Prenant grand soin d’organiser des versions de concert d’exception pour un panel d’opéras toujours plus large, le Théâtre des Champs-Élysées nous offre à l’occasion de l’anniversaire de la naissance de Leonard Bernstein son opérette et très célèbre chef-d’œuvre, Candide. Pour une soirée seulement, le héros à l’innocence proverbiale est apparu entre les murs délicatement dorés du théâtre, faisant de ce 17 octobre une soirée à ne pas manquer à Paris. Quelques jours plus tôt, le 14, la production se trouvait à l’Opéra de Marseille, pour une unique représentation également. La version interprétée ce soir est celle que l’on connaît le mieux, élaborée en 1988 par le compositeur et agrémentée d’une narration qui entoure les numéros musicaux et permet d’apporter un semblant de sens à cette intrigue fabuleuse, dans le sens original du terme.

Combinant ce rôle de narrateur (Voltaire lui-même, en théorie) avec ceux du Professeur Pangloss et des personnages secondaires de Cacambo et Martin, le baryton français Nicolas Rivenq peine quelque peu : durant tout le premier acte, sa narration est excellente et sa diction précise, mais ces qualités semblent étrangement tempérées par un manque de souffle très marqué dans les parties chantées : il en résulte, pour lui, une forte tendance à presser les tempi déjà bien allants choisis par le chef, et à laisser parfois totalement l’orchestre derrière lui. Par ailleurs, si ses aigus se détachent avec une belle clarté, Rivenq manque visiblement de graves plus riches pour réellement pouvoir investir son rôle. Cependant, après un premier acte où le narrateur prend clairement le pas sur le chanteur, Rivenq revient en force au deuxième acte, où il sera de manière évidente beaucoup plus en forme, ce qui est bien rassurant.

ÉCHANTILLON DE DONNÉES:
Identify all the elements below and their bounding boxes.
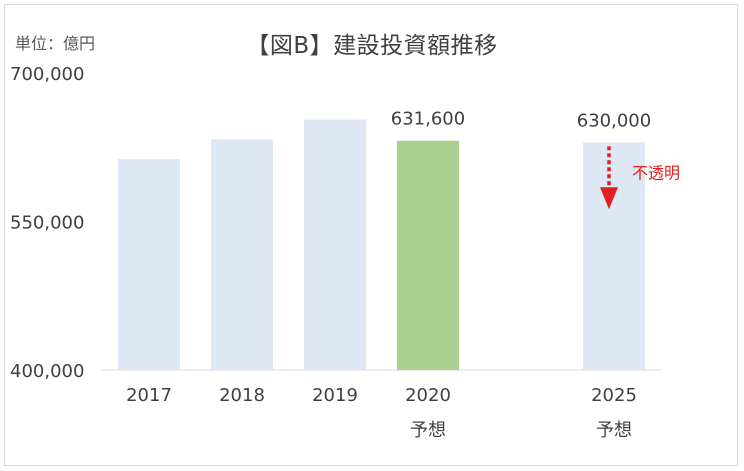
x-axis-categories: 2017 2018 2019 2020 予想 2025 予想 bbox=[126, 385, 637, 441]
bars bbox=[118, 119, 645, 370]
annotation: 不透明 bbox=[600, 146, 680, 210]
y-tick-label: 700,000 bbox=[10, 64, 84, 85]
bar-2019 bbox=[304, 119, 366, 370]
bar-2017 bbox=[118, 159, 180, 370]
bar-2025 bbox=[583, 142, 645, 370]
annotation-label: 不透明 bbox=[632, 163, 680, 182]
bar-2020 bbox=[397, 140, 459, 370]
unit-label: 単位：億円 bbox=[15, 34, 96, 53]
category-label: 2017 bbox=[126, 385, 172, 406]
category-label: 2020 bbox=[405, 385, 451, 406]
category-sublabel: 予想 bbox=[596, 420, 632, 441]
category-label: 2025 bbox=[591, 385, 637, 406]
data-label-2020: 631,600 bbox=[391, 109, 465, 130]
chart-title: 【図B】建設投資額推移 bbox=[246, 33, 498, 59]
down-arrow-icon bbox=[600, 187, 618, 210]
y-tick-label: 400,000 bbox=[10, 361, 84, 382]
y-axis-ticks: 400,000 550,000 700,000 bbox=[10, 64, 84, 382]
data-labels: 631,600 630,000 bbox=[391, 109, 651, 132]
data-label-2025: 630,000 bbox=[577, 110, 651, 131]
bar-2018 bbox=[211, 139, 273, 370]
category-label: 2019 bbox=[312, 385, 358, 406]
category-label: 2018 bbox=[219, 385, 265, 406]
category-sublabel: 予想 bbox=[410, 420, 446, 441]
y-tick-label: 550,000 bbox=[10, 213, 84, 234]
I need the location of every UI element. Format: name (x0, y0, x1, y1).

SÉRIE D'EXERCICES:
A) Énumérez l'ensemble des rôles que Nicolas Rivenq cumule selon l'extrait.
B) Restituez sans modification le passage de l'extrait allant de « Prenant grand soin » jusqu'à « original du terme. » inclus.
Les lignes proviennent d'une source distincte de l'extrait.

RÉPONSES ATTENDUES:
A) Le narrateur (Voltaire lui-même, en théorie), le Professeur Pangloss, Cacambo et Martin.

B)
Prenant grand soin d’organiser des versions de concert d’exception pour un panel d’opéras toujours plus large, le Théâtre des Champs-Élysées nous offre à l’occasion de l’anniversaire de la naissance de Leonard Bernstein son opérette et très célèbre chef-d’œuvre, Candide. Pour une soirée seulement, le héros à l’innocence proverbiale est apparu entre les murs délicatement dorés du théâtre, faisant de ce 17 octobre une soirée à ne pas manquer à Paris. Quelques jours plus tôt, le 14, la production se trouvait à l’Opéra de Marseille, pour une unique représentation également. La version interprétée ce soir est celle que l’on connaît le mieux, élaborée en 1988 par le compositeur et agrémentée d’une narration qui entoure les numéros musicaux et permet d’apporter un semblant de sens à cette intrigue fabuleuse, dans le sens original du terme.